• **TEXT UNDER STUDY**:
On April 19, 2013, the Company entered into an Agreement and Plan of Merger (the “Merger Agreement”) with TransDigm Group Incorporated (“TransDigm”), and Buccaneer Acquisition Sub Inc. (“Purchaser”), an indirect wholly-owned subsidiary of TransDigm. Pursuant to the Merger Agreement, and on the terms and subject to the conditions described in the Merger Agreement, TransDigm agreed to conduct a cash tender offer (the “Offer”) to purchase all of the Company’s issued and outstanding shares of common stock (the “Shares”), at a price of $7.75 per share in cash, without interest (less any applicable withholding taxes). Following the successful completion of the Offer, and subject to the terms and conditions of the Merger Agreement, Purchaser will be merged with and into the Company, with the Company surviving as an indirect wholly-owned subsidiary of TransDigm.

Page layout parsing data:
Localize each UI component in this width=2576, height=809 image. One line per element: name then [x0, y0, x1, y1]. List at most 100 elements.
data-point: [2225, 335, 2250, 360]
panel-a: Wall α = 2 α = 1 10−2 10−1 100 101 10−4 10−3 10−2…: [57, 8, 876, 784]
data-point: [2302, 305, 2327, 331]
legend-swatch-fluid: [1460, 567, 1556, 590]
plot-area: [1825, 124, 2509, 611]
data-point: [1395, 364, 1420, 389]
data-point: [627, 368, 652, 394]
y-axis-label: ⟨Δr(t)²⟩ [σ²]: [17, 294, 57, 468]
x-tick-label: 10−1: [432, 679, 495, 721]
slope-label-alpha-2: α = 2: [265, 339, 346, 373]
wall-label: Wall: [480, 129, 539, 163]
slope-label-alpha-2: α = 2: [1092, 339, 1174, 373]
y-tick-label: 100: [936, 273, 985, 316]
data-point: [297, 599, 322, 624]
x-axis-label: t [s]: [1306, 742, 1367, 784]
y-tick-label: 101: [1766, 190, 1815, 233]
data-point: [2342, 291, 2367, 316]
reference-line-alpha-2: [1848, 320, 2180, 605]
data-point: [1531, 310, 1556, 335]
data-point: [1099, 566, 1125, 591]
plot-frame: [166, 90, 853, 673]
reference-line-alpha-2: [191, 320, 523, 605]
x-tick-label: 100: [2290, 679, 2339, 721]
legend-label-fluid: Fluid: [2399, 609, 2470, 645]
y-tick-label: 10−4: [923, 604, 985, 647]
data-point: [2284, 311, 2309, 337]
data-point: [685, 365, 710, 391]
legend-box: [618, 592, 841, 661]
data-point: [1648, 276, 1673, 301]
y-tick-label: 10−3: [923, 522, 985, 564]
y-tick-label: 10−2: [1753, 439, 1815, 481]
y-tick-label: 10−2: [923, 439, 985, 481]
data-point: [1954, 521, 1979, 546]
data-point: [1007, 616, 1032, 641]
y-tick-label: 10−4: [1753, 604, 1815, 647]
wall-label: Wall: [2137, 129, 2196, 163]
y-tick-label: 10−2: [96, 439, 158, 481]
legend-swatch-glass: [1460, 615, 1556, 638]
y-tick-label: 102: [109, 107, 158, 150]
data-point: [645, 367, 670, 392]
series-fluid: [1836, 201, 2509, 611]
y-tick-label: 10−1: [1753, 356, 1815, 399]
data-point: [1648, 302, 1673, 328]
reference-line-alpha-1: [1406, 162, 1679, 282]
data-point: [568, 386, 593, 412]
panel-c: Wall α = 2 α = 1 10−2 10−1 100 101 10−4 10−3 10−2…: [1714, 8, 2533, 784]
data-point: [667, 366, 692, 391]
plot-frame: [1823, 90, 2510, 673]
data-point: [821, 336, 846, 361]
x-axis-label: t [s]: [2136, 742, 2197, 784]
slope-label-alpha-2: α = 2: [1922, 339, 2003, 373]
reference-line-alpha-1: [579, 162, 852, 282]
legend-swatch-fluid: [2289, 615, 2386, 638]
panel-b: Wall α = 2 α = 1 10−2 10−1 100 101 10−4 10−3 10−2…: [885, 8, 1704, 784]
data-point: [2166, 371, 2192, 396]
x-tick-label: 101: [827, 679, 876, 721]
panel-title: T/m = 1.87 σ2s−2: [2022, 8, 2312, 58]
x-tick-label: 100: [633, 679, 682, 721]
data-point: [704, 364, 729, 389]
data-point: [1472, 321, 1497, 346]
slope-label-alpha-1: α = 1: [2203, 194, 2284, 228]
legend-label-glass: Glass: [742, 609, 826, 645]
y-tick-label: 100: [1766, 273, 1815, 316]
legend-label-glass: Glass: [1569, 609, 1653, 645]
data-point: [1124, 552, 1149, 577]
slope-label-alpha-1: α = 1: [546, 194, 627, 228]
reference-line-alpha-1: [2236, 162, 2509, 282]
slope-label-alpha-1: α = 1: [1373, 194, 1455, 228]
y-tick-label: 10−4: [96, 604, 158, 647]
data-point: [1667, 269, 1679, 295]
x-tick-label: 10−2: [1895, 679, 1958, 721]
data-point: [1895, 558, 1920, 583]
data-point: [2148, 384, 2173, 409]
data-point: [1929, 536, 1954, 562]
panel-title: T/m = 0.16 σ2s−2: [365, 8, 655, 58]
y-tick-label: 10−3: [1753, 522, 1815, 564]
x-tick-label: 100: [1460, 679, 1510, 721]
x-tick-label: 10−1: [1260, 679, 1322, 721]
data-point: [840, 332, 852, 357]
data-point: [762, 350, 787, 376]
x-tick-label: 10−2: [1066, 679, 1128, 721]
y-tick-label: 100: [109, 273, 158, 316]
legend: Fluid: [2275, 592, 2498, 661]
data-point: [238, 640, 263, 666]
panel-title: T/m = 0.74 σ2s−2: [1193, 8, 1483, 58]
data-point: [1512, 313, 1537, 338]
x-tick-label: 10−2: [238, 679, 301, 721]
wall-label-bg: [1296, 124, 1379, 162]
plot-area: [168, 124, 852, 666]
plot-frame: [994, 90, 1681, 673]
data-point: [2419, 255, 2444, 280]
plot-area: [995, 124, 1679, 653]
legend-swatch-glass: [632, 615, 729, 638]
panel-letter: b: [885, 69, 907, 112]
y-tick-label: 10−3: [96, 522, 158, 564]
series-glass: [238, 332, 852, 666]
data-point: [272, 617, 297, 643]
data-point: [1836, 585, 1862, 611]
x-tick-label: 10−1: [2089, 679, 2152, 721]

• **QUESTIONS ON THE MATERIAL**:
- a) What price per share did the merger passage say the tender offer would pay?
- b) From the merger passage, reproduce verbatim the part that opens with the words containing "On April 19, 2013, the" and closes with "as an indirect wholly-owned subsidiary of TransDigm.".

• **ANSWER SECTION**:
- a) $7.75 per share in cash, without interest (less any applicable withholding taxes).

- b)
On April 19, 2013, the Company entered into an Agreement and Plan of Merger (the “Merger Agreement”) with TransDigm Group Incorporated (“TransDigm”), and Buccaneer Acquisition Sub Inc. (“Purchaser”), an indirect wholly-owned subsidiary of TransDigm. Pursuant to the Merger Agreement, and on the terms and subject to the conditions described in the Merger Agreement, TransDigm agreed to conduct a cash tender offer (the “Offer”) to purchase all of the Company’s issued and outstanding shares of common stock (the “Shares”), at a price of $7.75 per share in cash, without interest (less any applicable withholding taxes). Following the successful completion of the Offer, and subject to the terms and conditions of the Merger Agreement, Purchaser will be merged with and into the Company, with the Company surviving as an indirect wholly-owned subsidiary of TransDigm.